→ Set task A
In the article on a credit channel for monetary policy, what does a tightening of monetary policy by the Federal Reserve imply at an operational level?
→ Set task B
Carry on the article about a credit channel for monetary policy from the point where it stops.

[start of Excerpted text]

Academic journal article Review - Federal Reserve Bank of St. Louis

Is There a "Credit Channel" for Monetary Policy?

Academic journal article Review - Federal Reserve Bank of St. Louis

Is There a "Credit Channel" for Monetary Policy?

Article excerpt

Understanding the channels through which monetary policy affects economic variables has long been a key research topic in macroeconomics and a central element of economic policy analysis. At an operational level, a "tightening" of monetary policy by the Federal Reserve implies a sale of bonds by the Fed and an accompanying reduction of bank reserves. One question for debate in academic and public policy circles in recent years is whether this exchange between the central bank and the banking system has consequences in addition to those for open market interest rates. At the risk of oversimplifying the debate, the question is often asked as whether the traditional interest rate or "money view" channel presented in most textbooks is augmented by a "credit view" channel.(1)

There has been a great deal of interest in this question in the past several years, motivated both by developments in economic models (in the marriage of models of informational imperfections in corporate finance with traditional macroeconomic models) and recent events (for example, the so-called credit crunch during the 1990-91 recession).(2) As I elaborate below, however, it is not always straightforward to define a meaningful credit view alternative to the conventional interest rate transmission mechanism. Similar difficulties arise in structuring empirical tests of credit view models.

This paper describes and analyzes a broad, though still well-specified, version of a credit view alternative to the conventional monetary transmission mechanism. In so doing, I sidestep the credit view language per se, and instead focus on isolating particular frictions in financial arrangements and on developing testable implications of those frictions. To anticipate that analysis a bit, I argue that realistic models of "financial constraints" on firms' decisions imply potentially significant effects of monetary policy beyond those working through conventional interest rate channels. Pinpointing the effects of a narrow "bank lending" channel of monetary policy is more difficult, though some recent models and empirical work are potentially promising in that regard.

[end of Excerpted text]
[start of Records supplied]

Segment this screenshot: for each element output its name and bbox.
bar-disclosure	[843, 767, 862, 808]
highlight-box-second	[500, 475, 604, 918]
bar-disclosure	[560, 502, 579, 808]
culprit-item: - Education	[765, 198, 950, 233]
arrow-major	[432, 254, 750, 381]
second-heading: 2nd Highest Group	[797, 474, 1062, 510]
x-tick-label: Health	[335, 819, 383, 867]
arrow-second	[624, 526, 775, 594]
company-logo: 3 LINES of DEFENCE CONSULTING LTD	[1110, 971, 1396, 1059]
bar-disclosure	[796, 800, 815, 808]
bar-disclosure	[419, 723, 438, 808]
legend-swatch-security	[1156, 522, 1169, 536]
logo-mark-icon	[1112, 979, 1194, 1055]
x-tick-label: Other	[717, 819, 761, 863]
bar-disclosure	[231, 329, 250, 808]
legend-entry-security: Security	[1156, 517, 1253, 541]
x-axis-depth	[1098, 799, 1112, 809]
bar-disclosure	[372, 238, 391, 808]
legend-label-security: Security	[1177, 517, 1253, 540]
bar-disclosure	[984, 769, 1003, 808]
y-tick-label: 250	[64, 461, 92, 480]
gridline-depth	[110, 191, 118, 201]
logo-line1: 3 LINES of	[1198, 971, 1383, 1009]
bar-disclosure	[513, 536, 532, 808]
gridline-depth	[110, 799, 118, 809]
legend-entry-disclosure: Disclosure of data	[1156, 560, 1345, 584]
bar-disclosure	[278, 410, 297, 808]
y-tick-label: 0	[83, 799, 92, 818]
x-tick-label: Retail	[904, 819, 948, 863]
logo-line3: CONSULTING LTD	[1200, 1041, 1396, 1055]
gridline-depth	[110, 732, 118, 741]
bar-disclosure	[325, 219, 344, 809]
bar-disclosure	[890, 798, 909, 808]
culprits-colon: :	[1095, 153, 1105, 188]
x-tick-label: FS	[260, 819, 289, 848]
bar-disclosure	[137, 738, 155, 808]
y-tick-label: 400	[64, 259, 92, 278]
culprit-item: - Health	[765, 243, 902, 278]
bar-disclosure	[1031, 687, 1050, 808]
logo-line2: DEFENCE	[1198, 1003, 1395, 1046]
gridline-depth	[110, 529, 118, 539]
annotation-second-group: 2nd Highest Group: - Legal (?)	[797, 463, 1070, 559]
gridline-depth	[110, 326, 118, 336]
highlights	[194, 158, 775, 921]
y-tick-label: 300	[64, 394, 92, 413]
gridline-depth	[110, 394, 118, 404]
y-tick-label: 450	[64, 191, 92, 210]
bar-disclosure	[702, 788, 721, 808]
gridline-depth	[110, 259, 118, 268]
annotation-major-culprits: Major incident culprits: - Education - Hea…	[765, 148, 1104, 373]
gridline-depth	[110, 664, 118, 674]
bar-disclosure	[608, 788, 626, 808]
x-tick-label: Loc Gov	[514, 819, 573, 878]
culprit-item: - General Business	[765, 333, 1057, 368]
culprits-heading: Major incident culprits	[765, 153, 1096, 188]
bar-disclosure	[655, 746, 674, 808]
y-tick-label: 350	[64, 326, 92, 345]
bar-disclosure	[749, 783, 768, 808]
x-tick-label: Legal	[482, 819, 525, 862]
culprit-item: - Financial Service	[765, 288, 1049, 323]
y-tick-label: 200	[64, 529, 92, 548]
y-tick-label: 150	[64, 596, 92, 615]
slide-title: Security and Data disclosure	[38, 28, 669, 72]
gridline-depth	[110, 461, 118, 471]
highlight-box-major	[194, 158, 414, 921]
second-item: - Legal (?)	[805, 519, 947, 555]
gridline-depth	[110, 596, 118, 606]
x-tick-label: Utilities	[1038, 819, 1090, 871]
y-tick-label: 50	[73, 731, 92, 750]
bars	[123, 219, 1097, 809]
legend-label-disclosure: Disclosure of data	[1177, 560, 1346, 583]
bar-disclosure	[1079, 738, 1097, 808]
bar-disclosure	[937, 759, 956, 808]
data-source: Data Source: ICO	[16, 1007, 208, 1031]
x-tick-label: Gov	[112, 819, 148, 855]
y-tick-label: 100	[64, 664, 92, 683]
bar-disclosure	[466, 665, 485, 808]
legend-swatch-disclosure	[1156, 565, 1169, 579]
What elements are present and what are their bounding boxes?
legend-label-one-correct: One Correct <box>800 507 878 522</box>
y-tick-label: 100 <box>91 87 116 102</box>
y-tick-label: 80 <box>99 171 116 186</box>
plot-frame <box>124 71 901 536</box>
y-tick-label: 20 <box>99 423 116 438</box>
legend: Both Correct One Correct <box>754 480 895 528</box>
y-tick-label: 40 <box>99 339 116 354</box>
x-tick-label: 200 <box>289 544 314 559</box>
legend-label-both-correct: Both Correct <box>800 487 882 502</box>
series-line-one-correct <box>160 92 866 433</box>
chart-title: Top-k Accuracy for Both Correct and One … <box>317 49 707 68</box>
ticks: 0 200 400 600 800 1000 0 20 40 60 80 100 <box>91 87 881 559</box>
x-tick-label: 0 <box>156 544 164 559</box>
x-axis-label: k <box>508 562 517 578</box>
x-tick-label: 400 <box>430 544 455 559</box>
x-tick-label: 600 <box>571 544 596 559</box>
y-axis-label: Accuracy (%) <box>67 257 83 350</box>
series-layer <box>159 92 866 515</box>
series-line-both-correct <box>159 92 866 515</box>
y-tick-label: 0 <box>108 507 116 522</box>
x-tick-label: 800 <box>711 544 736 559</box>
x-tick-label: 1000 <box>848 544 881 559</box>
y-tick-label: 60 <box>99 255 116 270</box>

[end of Records supplied]

→ Exercise output A
It implies a sale of bonds by the Fed and an accompanying reduction of bank reserves.

→ Exercise output B
I begin by reviewing the assumptions and implications of the money view of the monetary transmission mechanism and by describing the assumptions and implications of models of financial constraints on borrowers and models of bank-dependent borrowers. The balance of the article discusses the transition from alternative theoretical models of the transmission mechanism to empirical research, and examines implications for monetary policy.


Before discussing predictions for the effects of alternative approaches on monetary policy, it is useful to review assumptions about intermediaries and borrowers in the traditional interest rate view of the monetary transmission mechanism. In this view, financial intermediaries (banks) offer no special services on the asset side of their balance sheet. On the liability side of their balance sheet, banks perform a special role: The banking system creates money by issuing demand deposits. Underlying assumptions about borrowers is the idea that capital structures do not influence real decisions of borrowers and lenders, the result of Modigliani and Miller (1958). Applying the intuition of the Modigliani and Miller theorem to banks, Fama (1980) reasoned that shifts in the public's portfolio preferences among bank deposits, bonds or stocks should have no effect on real outcomes; that is, the financial system is merely a veil.(3)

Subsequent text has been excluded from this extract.